#### [Description of the task]
State how many lines in the listing below include the word "BUZZ". Give nothing but the number.

Recorded data:

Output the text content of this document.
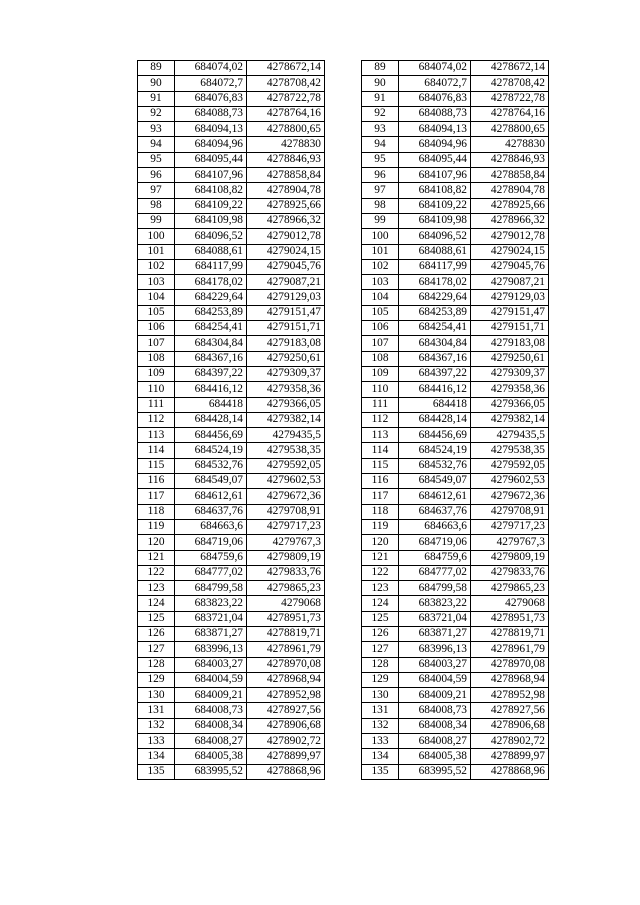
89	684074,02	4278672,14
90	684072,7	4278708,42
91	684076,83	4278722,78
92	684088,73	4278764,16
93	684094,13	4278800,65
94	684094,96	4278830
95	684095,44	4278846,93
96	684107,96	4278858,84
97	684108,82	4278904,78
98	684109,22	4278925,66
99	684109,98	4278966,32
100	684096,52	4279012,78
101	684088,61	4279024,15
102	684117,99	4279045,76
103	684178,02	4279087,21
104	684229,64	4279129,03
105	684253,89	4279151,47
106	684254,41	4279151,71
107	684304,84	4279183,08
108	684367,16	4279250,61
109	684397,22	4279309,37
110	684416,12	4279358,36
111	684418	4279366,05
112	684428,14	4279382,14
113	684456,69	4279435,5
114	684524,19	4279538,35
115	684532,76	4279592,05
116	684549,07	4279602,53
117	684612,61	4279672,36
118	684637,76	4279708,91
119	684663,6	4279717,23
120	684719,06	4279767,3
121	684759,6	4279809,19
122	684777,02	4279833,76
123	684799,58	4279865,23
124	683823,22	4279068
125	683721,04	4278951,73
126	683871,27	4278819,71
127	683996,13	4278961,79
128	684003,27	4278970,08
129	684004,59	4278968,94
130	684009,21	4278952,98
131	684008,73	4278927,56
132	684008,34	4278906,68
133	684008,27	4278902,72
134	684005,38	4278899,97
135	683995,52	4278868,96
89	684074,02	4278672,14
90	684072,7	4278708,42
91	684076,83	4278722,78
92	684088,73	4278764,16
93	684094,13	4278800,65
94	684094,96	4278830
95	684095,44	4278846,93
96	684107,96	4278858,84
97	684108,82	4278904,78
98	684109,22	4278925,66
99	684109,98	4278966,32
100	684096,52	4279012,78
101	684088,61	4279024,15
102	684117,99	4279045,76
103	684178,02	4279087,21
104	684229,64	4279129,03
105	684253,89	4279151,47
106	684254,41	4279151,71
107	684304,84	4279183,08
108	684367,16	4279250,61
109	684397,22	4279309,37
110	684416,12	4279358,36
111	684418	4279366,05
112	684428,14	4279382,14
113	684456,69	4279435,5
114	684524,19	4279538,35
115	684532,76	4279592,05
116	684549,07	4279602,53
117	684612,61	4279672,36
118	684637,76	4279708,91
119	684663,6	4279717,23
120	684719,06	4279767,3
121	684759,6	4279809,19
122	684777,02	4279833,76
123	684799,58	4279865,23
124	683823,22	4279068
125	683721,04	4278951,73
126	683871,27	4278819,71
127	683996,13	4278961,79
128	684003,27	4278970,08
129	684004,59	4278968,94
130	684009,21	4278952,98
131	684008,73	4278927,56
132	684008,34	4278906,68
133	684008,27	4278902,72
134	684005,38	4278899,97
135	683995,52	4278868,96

--

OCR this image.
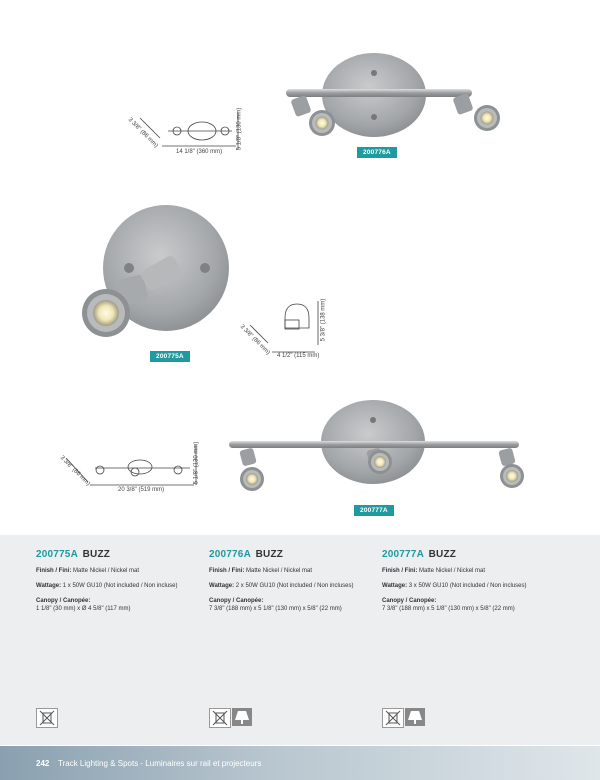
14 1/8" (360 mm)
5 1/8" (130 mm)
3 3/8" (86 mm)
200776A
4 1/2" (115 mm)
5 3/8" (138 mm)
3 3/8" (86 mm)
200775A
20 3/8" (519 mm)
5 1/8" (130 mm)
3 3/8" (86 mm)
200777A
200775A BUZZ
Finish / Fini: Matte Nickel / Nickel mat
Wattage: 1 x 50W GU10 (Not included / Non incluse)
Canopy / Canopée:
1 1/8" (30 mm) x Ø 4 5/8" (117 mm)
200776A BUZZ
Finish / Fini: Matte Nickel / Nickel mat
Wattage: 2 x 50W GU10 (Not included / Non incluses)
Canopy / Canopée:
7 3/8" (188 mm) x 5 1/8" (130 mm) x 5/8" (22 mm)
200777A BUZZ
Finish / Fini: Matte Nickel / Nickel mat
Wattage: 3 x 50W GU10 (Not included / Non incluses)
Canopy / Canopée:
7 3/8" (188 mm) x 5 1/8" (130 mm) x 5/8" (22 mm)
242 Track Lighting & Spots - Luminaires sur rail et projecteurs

#### [Result of the task]
3